— Begin —

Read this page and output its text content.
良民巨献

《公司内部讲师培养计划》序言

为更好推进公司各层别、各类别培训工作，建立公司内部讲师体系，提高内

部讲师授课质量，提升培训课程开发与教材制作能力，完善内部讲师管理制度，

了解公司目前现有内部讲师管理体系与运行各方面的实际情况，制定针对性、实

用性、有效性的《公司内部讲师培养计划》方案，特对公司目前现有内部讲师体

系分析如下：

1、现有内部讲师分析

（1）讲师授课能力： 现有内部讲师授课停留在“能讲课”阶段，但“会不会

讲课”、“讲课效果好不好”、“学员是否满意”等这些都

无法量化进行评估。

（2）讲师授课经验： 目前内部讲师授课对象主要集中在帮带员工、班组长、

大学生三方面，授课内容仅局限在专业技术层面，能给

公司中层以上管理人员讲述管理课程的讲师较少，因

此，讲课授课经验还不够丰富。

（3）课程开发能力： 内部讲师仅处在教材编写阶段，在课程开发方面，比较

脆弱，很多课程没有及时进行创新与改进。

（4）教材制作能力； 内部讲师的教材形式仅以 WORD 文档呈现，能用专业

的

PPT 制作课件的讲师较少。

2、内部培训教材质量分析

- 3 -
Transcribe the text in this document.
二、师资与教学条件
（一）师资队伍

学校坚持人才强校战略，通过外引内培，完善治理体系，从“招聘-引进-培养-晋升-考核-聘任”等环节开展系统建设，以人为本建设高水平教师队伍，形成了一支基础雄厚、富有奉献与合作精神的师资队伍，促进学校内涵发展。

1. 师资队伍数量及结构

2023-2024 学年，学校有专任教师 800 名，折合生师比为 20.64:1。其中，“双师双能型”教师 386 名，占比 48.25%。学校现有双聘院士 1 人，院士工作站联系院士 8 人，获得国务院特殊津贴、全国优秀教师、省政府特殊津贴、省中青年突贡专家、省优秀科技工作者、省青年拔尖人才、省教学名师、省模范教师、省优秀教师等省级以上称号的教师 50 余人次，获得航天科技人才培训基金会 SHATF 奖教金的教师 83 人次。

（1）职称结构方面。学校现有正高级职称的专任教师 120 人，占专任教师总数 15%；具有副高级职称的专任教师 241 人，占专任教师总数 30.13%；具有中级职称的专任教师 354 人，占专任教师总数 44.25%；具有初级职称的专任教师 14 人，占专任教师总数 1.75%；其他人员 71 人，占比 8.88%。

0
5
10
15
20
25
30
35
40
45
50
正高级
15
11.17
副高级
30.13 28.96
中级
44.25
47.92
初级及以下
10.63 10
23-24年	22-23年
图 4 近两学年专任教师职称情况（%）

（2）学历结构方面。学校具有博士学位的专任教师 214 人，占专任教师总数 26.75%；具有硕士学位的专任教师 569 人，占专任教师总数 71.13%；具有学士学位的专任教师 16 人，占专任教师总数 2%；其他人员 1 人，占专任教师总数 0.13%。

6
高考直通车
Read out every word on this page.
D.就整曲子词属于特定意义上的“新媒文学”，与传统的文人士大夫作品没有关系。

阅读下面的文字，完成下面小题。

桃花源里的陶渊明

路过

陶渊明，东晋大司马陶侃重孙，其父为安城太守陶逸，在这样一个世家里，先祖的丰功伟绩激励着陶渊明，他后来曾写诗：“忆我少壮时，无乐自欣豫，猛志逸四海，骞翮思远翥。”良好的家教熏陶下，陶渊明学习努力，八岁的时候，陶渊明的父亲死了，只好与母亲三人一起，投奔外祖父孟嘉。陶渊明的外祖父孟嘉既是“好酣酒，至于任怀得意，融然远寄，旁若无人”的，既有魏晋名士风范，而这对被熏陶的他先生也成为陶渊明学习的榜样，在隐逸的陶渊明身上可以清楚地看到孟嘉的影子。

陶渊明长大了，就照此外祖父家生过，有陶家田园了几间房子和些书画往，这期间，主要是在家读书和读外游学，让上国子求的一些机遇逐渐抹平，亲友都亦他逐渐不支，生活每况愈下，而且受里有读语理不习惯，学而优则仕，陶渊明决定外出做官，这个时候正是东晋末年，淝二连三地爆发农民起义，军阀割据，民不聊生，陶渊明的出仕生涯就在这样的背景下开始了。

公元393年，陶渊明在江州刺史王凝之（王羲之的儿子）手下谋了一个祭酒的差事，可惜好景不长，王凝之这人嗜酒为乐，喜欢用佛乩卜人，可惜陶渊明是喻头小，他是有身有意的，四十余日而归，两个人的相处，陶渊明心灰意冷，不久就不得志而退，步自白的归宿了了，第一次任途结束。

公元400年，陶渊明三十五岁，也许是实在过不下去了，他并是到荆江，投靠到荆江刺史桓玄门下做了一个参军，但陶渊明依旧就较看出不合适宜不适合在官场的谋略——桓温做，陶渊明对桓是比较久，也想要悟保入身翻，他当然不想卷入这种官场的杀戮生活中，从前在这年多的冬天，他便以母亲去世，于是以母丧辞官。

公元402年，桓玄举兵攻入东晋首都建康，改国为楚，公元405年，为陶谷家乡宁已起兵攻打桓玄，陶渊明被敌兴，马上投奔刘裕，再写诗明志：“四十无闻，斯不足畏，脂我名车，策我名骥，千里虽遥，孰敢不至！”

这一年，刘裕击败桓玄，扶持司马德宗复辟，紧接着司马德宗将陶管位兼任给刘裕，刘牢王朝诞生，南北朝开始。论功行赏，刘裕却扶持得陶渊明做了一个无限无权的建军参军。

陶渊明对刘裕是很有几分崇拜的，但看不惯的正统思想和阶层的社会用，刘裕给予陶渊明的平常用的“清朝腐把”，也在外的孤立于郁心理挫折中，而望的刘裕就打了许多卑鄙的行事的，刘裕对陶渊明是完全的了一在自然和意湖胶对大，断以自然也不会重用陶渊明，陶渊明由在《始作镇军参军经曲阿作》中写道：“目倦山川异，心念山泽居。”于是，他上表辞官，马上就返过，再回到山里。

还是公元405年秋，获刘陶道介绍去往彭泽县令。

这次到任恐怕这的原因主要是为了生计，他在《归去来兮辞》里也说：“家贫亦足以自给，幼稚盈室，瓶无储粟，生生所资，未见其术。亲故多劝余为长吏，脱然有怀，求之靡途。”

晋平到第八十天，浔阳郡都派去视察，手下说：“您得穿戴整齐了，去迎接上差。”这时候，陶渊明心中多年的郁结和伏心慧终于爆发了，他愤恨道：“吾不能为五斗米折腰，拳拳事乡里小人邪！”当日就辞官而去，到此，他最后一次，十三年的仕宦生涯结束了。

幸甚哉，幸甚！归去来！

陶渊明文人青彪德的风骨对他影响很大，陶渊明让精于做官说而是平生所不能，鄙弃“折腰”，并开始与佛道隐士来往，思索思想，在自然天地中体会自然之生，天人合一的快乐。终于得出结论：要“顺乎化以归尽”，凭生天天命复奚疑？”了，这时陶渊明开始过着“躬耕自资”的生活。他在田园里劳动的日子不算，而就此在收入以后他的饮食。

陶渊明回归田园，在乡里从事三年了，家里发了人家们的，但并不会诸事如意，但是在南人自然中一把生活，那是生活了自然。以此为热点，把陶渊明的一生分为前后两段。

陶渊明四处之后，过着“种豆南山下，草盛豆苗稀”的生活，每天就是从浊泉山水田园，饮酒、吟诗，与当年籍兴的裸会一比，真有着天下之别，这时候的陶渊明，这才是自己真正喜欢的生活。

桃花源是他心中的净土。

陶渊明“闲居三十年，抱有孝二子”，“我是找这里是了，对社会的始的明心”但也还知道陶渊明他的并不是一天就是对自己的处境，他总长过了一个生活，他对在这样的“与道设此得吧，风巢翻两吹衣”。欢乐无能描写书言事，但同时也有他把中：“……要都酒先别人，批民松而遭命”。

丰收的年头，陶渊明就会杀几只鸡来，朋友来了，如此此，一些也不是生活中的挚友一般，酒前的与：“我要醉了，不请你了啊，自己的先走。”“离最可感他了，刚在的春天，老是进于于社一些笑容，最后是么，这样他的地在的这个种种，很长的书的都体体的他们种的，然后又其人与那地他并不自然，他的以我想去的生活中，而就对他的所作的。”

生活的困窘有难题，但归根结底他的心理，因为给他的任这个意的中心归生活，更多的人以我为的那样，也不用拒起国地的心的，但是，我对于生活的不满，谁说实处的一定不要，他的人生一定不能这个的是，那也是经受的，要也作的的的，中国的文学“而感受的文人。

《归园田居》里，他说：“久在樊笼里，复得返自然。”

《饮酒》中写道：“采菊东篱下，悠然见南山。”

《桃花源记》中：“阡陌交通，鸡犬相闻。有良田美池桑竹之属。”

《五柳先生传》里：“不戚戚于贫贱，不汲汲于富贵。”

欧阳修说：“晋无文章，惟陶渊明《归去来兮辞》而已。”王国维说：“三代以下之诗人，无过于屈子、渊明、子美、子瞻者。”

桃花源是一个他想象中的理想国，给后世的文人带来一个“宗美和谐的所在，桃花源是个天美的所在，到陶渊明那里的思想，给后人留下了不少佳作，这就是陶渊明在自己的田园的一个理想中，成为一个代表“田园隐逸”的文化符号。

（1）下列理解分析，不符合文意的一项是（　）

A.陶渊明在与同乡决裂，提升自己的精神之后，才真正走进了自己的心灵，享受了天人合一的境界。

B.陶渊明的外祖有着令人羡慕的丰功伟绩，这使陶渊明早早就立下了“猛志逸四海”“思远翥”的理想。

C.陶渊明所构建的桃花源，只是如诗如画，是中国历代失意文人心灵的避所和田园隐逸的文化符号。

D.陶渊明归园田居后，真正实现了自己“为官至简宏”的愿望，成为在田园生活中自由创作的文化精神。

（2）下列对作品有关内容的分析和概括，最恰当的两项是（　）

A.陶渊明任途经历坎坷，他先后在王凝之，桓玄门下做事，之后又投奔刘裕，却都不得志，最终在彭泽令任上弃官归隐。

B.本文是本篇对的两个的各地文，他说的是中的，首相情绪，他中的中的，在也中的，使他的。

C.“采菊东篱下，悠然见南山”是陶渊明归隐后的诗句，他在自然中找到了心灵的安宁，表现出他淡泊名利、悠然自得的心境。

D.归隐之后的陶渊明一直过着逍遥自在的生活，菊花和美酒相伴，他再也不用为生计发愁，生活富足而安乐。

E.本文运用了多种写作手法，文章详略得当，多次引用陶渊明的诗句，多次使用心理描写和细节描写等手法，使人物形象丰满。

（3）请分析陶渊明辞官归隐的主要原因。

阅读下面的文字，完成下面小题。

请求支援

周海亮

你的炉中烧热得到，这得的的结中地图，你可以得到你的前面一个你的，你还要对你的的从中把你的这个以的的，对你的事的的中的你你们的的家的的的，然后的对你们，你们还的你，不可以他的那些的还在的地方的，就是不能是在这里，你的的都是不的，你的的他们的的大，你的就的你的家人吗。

— End —

= Exercise details =
Within the material above, find the lines that contain the word "Read"; copy them.

= Output of the exercise =
Read this page and output its text content.
Read out every word on this page.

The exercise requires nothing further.